### Exercice proposé
Renvoyez mot pour mot le passage du texte ci-dessous sur le pays Sénoufo, en commençant à « C’est à Sindou » et en terminant à « le sol burkinabé. ».
[Texte à étudier]
Un moment d’exotisme avec une promenade en pirogue sur le lac de Tengrela à la rencontre des hippopotames. La famille est là, le père, la mère et les enfants. De petites oreilles rondes à la surface de l’eau argentée à peine frémissante, se laissent deviner et désirer. C’est l’heure du spectacle, quant d’un mouvement brusque une large gueule ouverte déchire le voile scintillant et vous fait apprécier la distance raisonnable que le piroguier a tenue à respecter. Quelques chants rauques pour ne pas nous faire regretter d’être venus et de nouveau l’embarcation glisse jusqu’au rivage.
C’est à Sindou que nous entrons en pays Sénoufo qui s’étend sur les états de Côte d’Ivoire, du Burkina et du Mali. Les Sénoufo font partie des populations les plus anciennement installées sur le sol burkinabé.
Le site des Pics de Sindou offre une vision quelque peu surréaliste. Barrière de grès hérissée, façonnée par Dame Nature, semblant érigée là pour éviter toute intrusion. Son plateau de 5 kms de long et 1km de large, en limite du pays Dogon, abrite les vestiges du village ancien composé de cases rondes et carrées. Les rondes sont destinées aux femmes avec à leur entrée à droite une poterie contenant les fétiches protecteurs et à gauche celle des amulettes servant à repousser l’ennemi. Les cases des hommes quant à elles sont carrées à l’image de la terre qu’ils se représentent de la même forme. Elles renferment le fétiche protecteur de la famille. Les Sénoufo sont avant tout animistes et le site visité est aujourd’hui un lieu de rites.
En parcourant le plateau à 448 mètres d’altitude, l’on aperçoit en contrebas l’actuel village de Sindou « protégé par les esprits » avec 5200 habitants, il est la capitale du pays Sénoufo, se trouvant à une cinquantaine de kilomètres de la Côte d’Ivoire et une soixantaine du Mali. L’activité principale est ici l’agriculture avec le riz dont la croissance est facilitée par le grès, une roche poreuse qui absorbe l’eau et alimente la nappe phréatique, à cette culture s’associent celles du maïs et du mil largement plus répandues.
[/Texte à étudier]
[Données extraites]
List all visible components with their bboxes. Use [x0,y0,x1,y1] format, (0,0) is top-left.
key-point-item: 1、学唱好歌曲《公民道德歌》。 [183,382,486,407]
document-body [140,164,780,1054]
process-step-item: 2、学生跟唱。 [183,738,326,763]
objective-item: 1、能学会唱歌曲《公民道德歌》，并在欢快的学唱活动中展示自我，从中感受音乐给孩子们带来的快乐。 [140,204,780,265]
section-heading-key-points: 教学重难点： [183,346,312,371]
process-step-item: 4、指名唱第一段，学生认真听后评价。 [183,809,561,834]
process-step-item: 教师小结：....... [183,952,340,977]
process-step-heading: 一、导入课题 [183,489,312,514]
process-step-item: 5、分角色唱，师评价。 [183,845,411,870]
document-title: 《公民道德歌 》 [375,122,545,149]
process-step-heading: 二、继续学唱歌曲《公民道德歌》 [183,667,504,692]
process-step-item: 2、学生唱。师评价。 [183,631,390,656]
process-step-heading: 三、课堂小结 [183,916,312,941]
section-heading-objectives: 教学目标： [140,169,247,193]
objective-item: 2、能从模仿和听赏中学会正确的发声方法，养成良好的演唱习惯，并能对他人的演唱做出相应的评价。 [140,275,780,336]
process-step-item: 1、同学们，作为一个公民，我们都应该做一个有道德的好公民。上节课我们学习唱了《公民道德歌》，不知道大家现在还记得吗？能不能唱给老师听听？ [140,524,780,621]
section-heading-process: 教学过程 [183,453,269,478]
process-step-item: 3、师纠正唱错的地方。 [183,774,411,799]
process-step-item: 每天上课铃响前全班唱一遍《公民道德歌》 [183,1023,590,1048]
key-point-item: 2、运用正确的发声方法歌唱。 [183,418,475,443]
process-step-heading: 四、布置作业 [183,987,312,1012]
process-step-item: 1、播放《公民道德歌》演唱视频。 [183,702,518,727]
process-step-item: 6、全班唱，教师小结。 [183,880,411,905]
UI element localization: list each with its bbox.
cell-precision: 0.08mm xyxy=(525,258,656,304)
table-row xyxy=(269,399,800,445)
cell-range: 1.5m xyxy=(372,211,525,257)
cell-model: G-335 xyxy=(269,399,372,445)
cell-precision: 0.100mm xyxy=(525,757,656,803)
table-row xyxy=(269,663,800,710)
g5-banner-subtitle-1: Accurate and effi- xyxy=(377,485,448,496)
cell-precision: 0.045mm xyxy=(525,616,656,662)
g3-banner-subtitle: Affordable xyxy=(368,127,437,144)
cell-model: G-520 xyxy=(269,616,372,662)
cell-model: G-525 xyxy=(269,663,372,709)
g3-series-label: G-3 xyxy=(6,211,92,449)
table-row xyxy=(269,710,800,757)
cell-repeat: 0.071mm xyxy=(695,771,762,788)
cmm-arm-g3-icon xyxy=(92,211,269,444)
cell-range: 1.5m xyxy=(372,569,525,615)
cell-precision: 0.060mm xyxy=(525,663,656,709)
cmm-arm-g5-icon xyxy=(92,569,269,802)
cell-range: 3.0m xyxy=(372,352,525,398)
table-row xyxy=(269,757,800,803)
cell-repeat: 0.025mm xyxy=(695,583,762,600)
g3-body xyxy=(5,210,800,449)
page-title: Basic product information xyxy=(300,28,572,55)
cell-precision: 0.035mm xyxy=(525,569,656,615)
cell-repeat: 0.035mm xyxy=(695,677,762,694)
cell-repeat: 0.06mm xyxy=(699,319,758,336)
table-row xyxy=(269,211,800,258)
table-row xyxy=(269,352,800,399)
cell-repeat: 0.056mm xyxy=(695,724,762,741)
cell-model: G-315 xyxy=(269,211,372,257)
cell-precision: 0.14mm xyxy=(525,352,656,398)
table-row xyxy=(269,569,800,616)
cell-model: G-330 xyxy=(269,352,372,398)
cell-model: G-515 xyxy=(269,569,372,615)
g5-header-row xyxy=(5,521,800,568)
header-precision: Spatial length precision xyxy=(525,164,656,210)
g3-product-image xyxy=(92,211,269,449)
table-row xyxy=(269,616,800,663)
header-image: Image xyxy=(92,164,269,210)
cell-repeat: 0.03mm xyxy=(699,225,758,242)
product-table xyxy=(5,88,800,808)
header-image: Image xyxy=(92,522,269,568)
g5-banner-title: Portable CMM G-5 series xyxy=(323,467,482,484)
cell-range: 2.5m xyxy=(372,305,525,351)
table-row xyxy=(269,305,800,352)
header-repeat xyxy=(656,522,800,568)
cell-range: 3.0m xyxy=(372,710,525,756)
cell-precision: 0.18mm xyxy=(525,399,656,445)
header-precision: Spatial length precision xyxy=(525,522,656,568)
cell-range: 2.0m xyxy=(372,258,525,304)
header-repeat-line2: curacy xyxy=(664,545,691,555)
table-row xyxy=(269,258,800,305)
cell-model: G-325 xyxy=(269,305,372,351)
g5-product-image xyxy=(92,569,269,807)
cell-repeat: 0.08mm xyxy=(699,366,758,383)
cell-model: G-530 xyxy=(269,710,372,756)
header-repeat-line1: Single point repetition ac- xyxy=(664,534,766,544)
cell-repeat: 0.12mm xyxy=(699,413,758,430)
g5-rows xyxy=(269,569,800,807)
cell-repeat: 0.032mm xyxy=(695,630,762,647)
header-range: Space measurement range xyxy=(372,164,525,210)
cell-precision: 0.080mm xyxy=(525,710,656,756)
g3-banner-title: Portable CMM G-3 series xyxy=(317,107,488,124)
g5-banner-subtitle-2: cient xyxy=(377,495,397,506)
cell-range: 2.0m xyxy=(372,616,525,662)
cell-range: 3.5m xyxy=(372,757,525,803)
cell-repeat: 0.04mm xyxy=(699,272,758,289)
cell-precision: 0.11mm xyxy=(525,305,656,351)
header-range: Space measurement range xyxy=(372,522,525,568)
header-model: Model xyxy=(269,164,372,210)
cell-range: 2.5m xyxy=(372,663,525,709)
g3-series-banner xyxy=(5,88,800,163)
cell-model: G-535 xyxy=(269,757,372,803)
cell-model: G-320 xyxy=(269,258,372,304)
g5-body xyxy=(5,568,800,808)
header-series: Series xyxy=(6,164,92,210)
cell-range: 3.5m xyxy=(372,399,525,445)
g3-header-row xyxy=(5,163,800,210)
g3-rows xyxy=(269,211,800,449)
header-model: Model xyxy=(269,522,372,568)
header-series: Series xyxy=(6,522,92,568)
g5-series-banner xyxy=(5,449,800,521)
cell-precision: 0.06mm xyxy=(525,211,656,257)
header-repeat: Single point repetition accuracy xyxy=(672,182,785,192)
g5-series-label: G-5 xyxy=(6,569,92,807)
[/Données extraites]
### Corrigé
C’est à Sindou que nous entrons en pays Sénoufo qui s’étend sur les états de Côte d’Ivoire, du Burkina et du Mali. Les Sénoufo font partie des populations les plus anciennement installées sur le sol burkinabé.